(Collected data)
####

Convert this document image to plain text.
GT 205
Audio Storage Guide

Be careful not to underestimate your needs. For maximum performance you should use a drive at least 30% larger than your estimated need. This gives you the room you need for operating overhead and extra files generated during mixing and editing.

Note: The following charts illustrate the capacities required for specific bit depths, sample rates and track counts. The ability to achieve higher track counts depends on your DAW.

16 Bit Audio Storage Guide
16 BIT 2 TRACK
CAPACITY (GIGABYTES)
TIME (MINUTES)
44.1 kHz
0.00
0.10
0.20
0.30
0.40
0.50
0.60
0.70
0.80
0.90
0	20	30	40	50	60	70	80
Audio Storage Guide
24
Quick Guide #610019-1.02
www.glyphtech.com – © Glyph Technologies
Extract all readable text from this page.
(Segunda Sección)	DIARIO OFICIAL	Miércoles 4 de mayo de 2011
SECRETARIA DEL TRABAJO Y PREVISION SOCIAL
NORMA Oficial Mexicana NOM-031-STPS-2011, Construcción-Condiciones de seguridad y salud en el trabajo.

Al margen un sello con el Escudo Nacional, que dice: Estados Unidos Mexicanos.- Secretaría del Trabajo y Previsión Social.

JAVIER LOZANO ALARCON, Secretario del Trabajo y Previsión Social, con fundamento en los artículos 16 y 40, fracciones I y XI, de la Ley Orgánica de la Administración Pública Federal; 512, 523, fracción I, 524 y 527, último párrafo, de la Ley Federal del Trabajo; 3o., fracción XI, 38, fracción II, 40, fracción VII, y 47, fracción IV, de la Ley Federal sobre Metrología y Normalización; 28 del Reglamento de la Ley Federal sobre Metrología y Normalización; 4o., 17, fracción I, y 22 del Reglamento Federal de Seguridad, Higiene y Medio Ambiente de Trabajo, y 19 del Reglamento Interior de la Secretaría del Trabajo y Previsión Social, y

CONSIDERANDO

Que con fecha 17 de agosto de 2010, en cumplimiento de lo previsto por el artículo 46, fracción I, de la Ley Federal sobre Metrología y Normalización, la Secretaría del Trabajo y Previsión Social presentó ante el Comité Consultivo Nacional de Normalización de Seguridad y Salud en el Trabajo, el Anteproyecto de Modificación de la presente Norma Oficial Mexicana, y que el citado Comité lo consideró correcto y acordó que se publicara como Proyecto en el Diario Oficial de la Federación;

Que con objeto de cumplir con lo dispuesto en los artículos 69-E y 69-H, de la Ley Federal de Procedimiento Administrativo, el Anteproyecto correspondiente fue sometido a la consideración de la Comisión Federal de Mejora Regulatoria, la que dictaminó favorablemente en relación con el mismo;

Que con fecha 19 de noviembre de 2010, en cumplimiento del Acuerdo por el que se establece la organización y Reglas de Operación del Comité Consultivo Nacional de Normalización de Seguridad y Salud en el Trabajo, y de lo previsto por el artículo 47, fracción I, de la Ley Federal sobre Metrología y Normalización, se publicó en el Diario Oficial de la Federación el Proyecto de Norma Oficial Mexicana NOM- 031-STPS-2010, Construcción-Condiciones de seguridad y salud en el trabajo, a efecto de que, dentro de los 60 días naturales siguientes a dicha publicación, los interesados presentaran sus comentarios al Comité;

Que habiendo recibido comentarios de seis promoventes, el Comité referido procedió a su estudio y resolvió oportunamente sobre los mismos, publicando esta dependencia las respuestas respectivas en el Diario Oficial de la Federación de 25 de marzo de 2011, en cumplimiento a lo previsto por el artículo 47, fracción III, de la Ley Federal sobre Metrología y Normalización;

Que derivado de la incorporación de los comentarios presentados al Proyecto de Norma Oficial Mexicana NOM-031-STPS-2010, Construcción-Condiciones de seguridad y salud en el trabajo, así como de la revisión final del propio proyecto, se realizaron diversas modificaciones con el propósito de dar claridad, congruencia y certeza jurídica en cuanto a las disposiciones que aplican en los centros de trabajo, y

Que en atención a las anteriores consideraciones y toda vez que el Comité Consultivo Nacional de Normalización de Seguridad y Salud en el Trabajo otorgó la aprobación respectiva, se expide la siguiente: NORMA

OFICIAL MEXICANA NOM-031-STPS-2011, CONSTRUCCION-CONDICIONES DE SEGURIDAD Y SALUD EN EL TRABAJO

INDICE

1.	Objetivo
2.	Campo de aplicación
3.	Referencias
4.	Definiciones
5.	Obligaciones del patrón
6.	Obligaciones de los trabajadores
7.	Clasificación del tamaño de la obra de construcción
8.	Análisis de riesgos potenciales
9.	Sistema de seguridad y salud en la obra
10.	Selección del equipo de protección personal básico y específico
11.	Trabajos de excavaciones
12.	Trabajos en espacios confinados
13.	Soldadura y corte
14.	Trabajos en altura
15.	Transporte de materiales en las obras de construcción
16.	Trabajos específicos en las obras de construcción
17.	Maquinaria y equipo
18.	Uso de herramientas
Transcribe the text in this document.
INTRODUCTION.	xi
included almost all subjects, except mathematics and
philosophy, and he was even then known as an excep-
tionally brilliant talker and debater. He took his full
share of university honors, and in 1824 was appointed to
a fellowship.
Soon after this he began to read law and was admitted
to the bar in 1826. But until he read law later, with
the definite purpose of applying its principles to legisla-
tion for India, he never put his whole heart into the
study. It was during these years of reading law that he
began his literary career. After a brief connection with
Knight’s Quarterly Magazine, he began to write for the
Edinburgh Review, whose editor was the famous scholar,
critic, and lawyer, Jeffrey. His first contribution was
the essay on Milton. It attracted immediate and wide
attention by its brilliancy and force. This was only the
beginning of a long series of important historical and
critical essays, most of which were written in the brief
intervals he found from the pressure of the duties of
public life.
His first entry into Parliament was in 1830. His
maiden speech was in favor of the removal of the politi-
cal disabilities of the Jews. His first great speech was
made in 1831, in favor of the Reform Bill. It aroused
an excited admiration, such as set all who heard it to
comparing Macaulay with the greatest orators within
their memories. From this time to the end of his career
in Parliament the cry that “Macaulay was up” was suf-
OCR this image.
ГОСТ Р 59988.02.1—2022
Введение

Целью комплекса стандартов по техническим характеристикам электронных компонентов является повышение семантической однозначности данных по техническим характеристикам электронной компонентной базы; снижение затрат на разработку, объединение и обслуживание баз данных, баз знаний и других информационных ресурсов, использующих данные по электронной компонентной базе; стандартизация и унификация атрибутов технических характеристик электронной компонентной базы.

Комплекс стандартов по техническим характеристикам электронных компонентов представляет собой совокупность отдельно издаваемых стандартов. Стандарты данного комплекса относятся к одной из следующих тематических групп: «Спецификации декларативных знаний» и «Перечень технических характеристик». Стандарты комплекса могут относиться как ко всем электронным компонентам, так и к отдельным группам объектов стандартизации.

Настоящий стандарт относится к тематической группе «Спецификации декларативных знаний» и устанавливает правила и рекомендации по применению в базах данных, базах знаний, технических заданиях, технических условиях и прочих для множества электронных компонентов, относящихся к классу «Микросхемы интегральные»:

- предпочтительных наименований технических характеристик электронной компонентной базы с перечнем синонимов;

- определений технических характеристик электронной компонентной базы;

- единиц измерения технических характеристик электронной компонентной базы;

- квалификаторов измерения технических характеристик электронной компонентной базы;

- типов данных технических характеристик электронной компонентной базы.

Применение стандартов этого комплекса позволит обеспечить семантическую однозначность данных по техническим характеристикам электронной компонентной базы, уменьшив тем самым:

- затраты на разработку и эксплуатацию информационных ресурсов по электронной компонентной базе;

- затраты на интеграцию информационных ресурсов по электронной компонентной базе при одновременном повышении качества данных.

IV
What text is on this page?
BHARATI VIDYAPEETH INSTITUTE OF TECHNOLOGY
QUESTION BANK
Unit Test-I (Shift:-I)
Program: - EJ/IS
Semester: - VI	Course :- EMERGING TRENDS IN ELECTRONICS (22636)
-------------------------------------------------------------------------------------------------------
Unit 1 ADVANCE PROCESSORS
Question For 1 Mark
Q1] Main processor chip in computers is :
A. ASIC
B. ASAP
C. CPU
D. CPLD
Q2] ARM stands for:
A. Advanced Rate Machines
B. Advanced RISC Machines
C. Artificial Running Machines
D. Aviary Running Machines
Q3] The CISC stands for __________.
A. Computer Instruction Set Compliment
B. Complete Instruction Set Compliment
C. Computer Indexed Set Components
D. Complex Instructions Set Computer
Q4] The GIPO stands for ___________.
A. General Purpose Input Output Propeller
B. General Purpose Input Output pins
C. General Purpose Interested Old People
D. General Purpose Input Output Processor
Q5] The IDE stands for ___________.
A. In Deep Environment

####

Problem to work on:
For the material, find the number of lines holding the word "document" and give that figure and nothing more.

Answer for the task:
2